= PROBLEM DESCRIPTION =
What number of lines in the material contain the word "this"? Give that number alone.

[Collection entries]

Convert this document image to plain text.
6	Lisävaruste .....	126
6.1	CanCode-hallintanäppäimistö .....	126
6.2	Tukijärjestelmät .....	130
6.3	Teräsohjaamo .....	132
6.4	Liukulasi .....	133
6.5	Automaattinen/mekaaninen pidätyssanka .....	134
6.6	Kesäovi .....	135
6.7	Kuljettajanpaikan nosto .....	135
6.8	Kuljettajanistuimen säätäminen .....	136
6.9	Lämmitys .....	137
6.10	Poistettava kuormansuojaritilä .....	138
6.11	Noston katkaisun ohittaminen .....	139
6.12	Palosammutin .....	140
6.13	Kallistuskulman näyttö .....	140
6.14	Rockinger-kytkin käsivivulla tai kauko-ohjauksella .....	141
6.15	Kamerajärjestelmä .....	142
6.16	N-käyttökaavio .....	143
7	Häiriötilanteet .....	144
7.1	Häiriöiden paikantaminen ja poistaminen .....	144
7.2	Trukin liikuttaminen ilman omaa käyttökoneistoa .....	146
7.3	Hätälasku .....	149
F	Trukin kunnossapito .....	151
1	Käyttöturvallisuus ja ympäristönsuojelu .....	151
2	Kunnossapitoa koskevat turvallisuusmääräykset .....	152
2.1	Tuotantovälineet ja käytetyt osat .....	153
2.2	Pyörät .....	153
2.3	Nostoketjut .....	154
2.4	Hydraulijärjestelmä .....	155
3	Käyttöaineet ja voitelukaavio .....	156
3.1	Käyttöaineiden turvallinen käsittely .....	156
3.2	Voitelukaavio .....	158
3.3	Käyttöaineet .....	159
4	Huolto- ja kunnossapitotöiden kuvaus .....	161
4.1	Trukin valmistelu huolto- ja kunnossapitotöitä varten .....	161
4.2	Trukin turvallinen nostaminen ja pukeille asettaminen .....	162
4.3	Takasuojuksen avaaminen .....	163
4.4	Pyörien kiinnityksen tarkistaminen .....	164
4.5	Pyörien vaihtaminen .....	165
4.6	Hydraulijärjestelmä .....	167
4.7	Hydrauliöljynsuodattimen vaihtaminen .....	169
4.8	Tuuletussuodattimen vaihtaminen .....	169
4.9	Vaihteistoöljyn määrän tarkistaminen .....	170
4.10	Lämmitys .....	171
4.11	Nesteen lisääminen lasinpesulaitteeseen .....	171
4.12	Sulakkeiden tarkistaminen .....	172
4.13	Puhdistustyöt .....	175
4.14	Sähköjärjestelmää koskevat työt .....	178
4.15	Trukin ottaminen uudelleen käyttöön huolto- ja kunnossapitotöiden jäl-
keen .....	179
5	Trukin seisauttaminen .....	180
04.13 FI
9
...
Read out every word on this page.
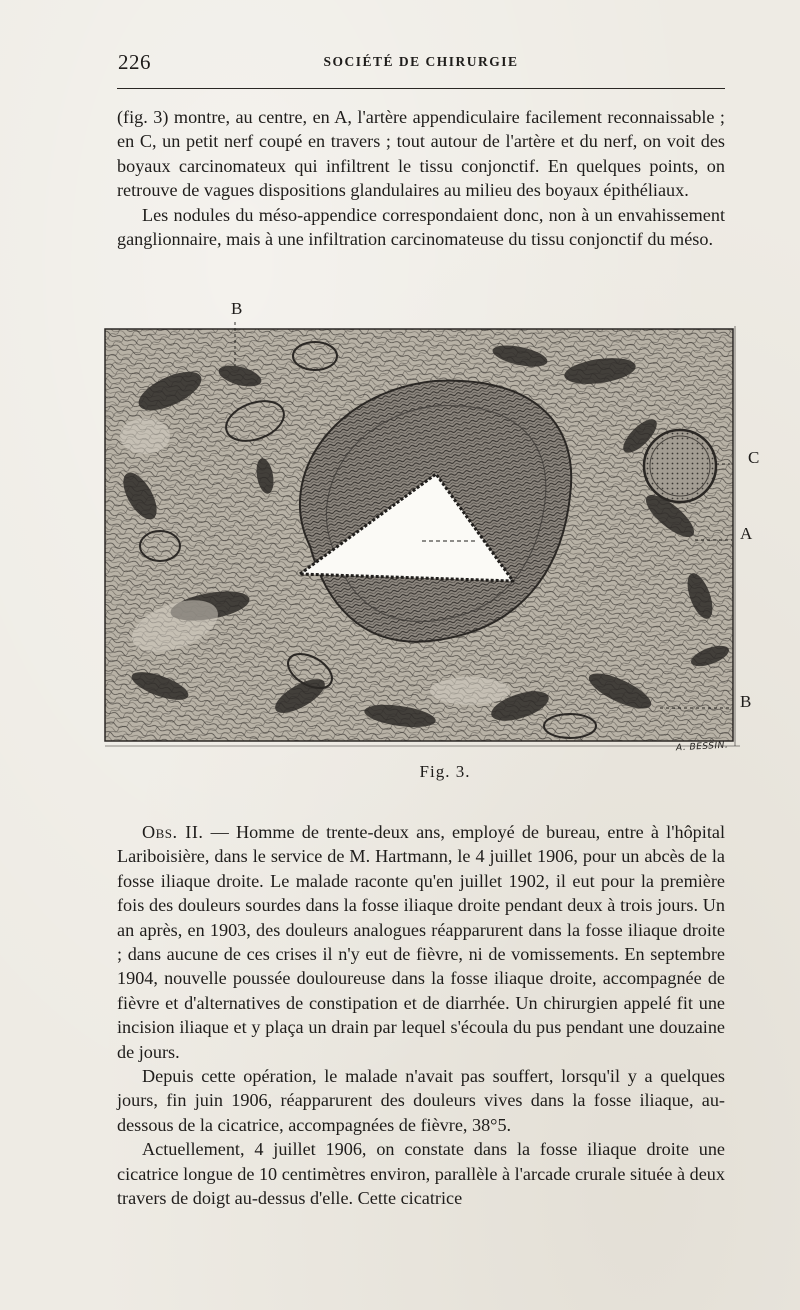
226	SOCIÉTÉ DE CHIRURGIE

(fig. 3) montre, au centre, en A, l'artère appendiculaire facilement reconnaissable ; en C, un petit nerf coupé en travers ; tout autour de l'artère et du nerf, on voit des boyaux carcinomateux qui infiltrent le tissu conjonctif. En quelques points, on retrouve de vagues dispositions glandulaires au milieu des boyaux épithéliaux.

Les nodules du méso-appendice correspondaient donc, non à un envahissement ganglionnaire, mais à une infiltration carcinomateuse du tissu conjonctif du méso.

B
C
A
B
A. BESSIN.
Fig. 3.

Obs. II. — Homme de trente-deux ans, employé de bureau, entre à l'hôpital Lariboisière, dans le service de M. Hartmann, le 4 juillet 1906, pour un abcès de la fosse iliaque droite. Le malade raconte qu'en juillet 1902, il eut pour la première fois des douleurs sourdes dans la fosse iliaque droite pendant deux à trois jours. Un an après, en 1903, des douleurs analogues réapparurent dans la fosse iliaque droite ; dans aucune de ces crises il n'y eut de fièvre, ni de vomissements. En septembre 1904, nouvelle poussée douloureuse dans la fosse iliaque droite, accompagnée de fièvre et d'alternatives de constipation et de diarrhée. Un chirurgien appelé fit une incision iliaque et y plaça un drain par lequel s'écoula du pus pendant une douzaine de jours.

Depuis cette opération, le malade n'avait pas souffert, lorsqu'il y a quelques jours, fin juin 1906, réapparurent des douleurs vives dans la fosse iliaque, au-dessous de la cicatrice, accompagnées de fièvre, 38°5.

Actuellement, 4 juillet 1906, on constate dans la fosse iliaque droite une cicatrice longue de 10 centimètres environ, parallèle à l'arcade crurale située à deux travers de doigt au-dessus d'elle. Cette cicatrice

= EXERCISE OUTPUT =
2